* _Given problem_:
Give an exact transcription of every line, dropping the images.

* _Entries provided_:
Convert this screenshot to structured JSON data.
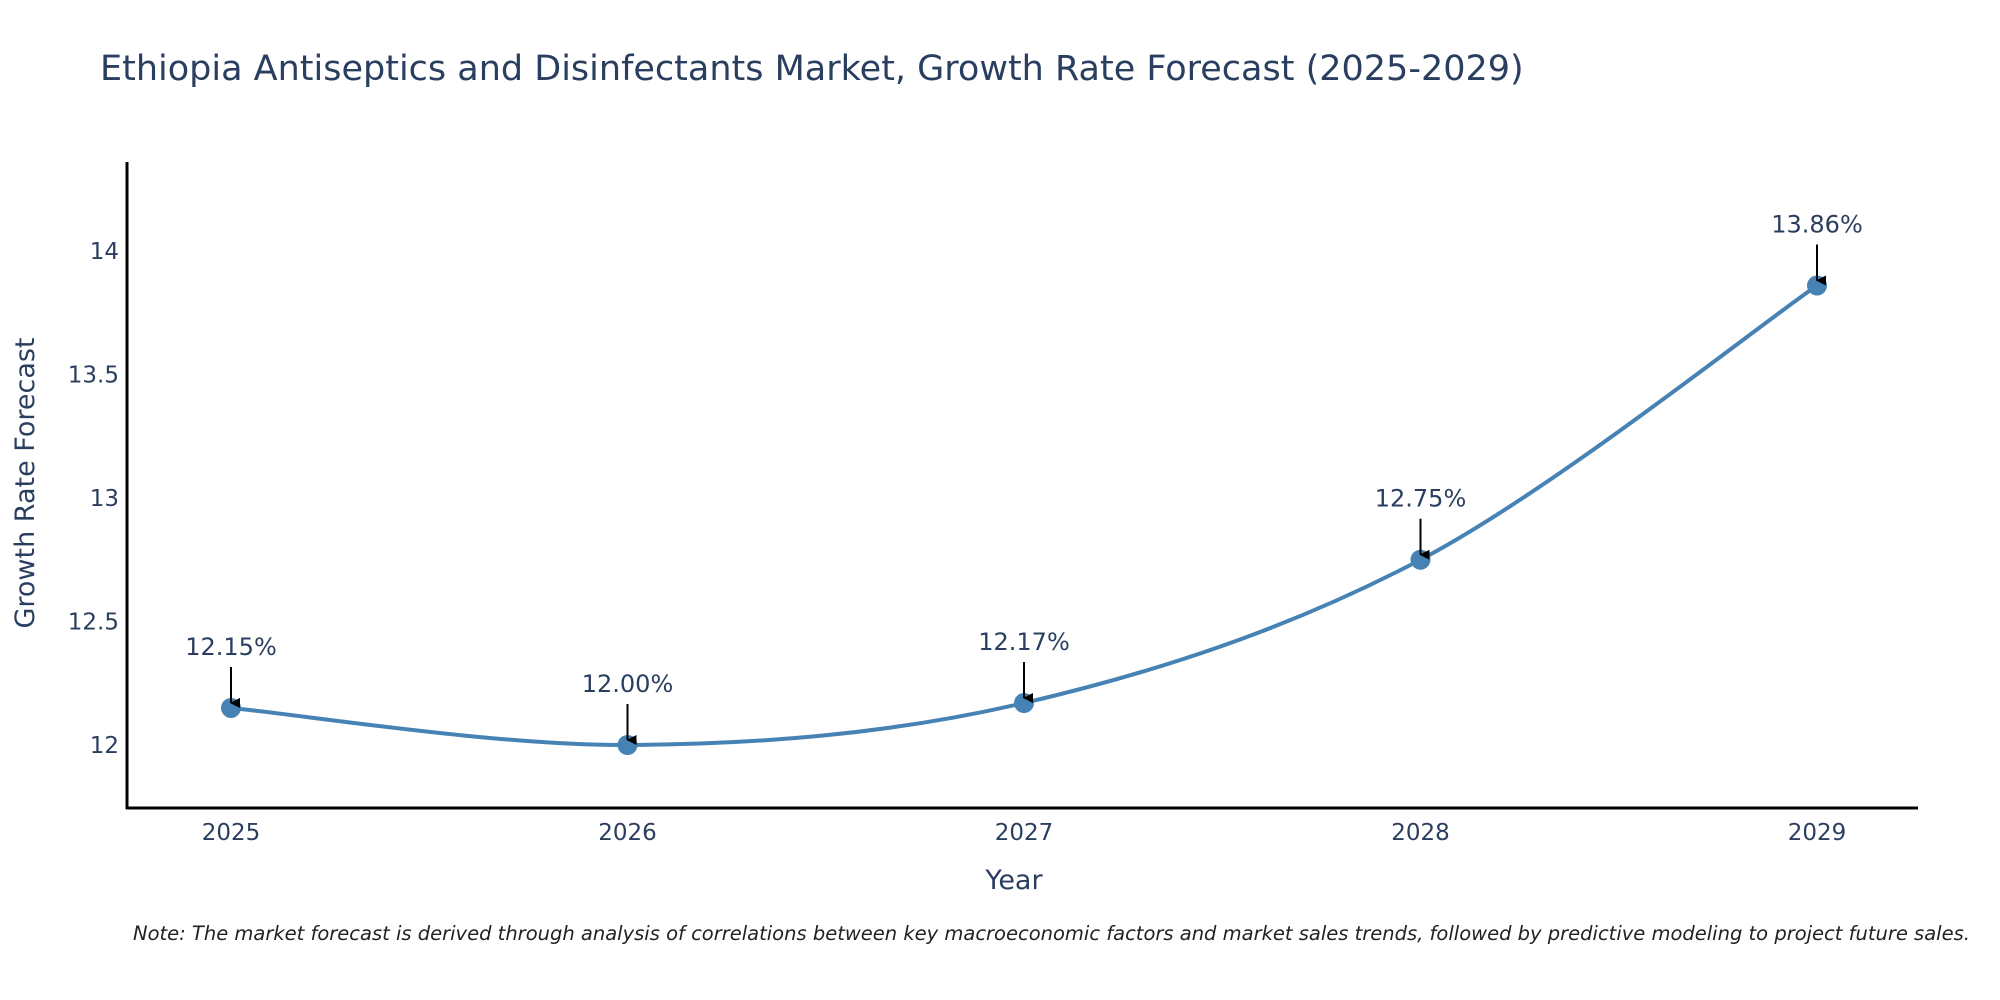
{
  "chart_data": {
    "type": "line",
    "title": "Ethiopia Antiseptics and Disinfectants Market, Growth Rate Forecast (2025-2029)",
    "xlabel": "Year",
    "ylabel": "Growth Rate Forecast",
    "categories": [
      "2025",
      "2026",
      "2027",
      "2028",
      "2029"
    ],
    "series": [
      {
        "name": "Growth Rate Forecast",
        "values": [
          12.15,
          12.0,
          12.17,
          12.75,
          13.86
        ],
        "labels": [
          "12.15%",
          "12.00%",
          "12.17%",
          "12.75%",
          "13.86%"
        ],
        "line_shape": "spline"
      }
    ],
    "yticks": [
      "12",
      "12.5",
      "13",
      "13.5",
      "14"
    ],
    "ylim": [
      11.745,
      14.36
    ],
    "grid": false,
    "note": "Note: The market forecast is derived through analysis of correlations between key macroeconomic factors and market sales trends, followed by predictive modeling to project future sales."
  },
  "colors": {
    "line": "#4682b4",
    "marker": "#4682b4",
    "axis": "#000000",
    "text": "#2a3f5f",
    "arrow": "#000000"
  }
}
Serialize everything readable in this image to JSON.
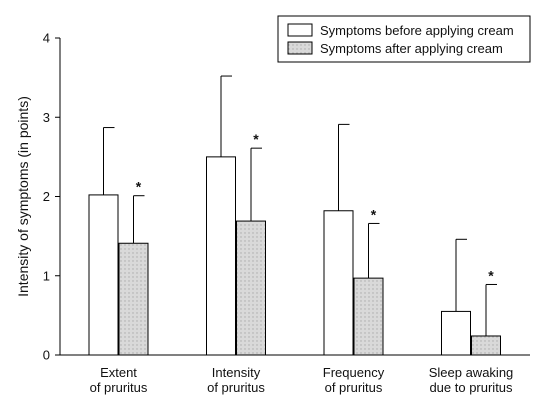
{
  "chart_data": {
    "type": "bar",
    "title": "",
    "ylabel": "Intensity of symptoms (in points)",
    "xlabel": "",
    "ylim": [
      0,
      4
    ],
    "yticks": [
      0,
      1,
      2,
      3,
      4
    ],
    "legend_position": "top-right",
    "grid": false,
    "categories": [
      [
        "Extent",
        "of pruritus"
      ],
      [
        "Intensity",
        "of pruritus"
      ],
      [
        "Frequency",
        "of pruritus"
      ],
      [
        "Sleep awaking",
        "due to pruritus"
      ]
    ],
    "series": [
      {
        "name": "Symptoms before applying cream",
        "fill": "#ffffff",
        "values": [
          2.02,
          2.5,
          1.82,
          0.55
        ],
        "error_upper": [
          2.87,
          3.52,
          2.91,
          1.46
        ]
      },
      {
        "name": "Symptoms after applying cream",
        "fill": "#d9d9d9",
        "values": [
          1.41,
          1.69,
          0.97,
          0.24
        ],
        "error_upper": [
          2.01,
          2.61,
          1.66,
          0.89
        ]
      }
    ],
    "significance_marker": "*",
    "significance": [
      true,
      true,
      true,
      true
    ]
  }
}
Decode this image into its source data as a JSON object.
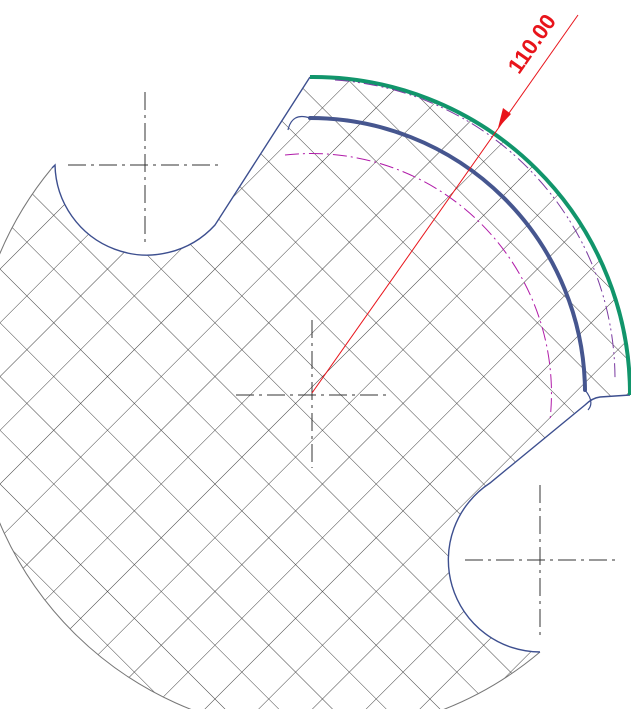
{
  "dimension": {
    "label": "110.00"
  }
}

* _Answer_:
Convert this screenshot to structured JSON data.
{
  "chart_data": {
    "type": "line",
    "title": "Ethiopia Antiseptics and Disinfectants Market, Growth Rate Forecast (2025-2029)",
    "xlabel": "Year",
    "ylabel": "Growth Rate Forecast",
    "categories": [
      "2025",
      "2026",
      "2027",
      "2028",
      "2029"
    ],
    "series": [
      {
        "name": "Growth Rate Forecast",
        "values": [
          12.15,
          12.0,
          12.17,
          12.75,
          13.86
        ],
        "labels": [
          "12.15%",
          "12.00%",
          "12.17%",
          "12.75%",
          "13.86%"
        ],
        "line_shape": "spline"
      }
    ],
    "yticks": [
      "12",
      "12.5",
      "13",
      "13.5",
      "14"
    ],
    "ylim": [
      11.745,
      14.36
    ],
    "grid": false,
    "note": "Note: The market forecast is derived through analysis of correlations between key macroeconomic factors and market sales trends, followed by predictive modeling to project future sales."
  },
  "colors": {
    "line": "#4682b4",
    "marker": "#4682b4",
    "axis": "#000000",
    "text": "#2a3f5f",
    "arrow": "#000000"
  }
}
Serialize everything readable in this image to JSON.
{
  "chart_data": {
    "type": "bar",
    "title": "",
    "ylabel": "Intensity of symptoms (in points)",
    "xlabel": "",
    "ylim": [
      0,
      4
    ],
    "yticks": [
      0,
      1,
      2,
      3,
      4
    ],
    "legend_position": "top-right",
    "grid": false,
    "categories": [
      [
        "Extent",
        "of pruritus"
      ],
      [
        "Intensity",
        "of pruritus"
      ],
      [
        "Frequency",
        "of pruritus"
      ],
      [
        "Sleep awaking",
        "due to pruritus"
      ]
    ],
    "series": [
      {
        "name": "Symptoms before applying cream",
        "fill": "#ffffff",
        "values": [
          2.02,
          2.5,
          1.82,
          0.55
        ],
        "error_upper": [
          2.87,
          3.52,
          2.91,
          1.46
        ]
      },
      {
        "name": "Symptoms after applying cream",
        "fill": "#d9d9d9",
        "values": [
          1.41,
          1.69,
          0.97,
          0.24
        ],
        "error_upper": [
          2.01,
          2.61,
          1.66,
          0.89
        ]
      }
    ],
    "significance_marker": "*",
    "significance": [
      true,
      true,
      true,
      true
    ]
  }
}
Decode this image into its source data as a JSON object.
{
  "dimension": {
    "label": "110.00"
  }
}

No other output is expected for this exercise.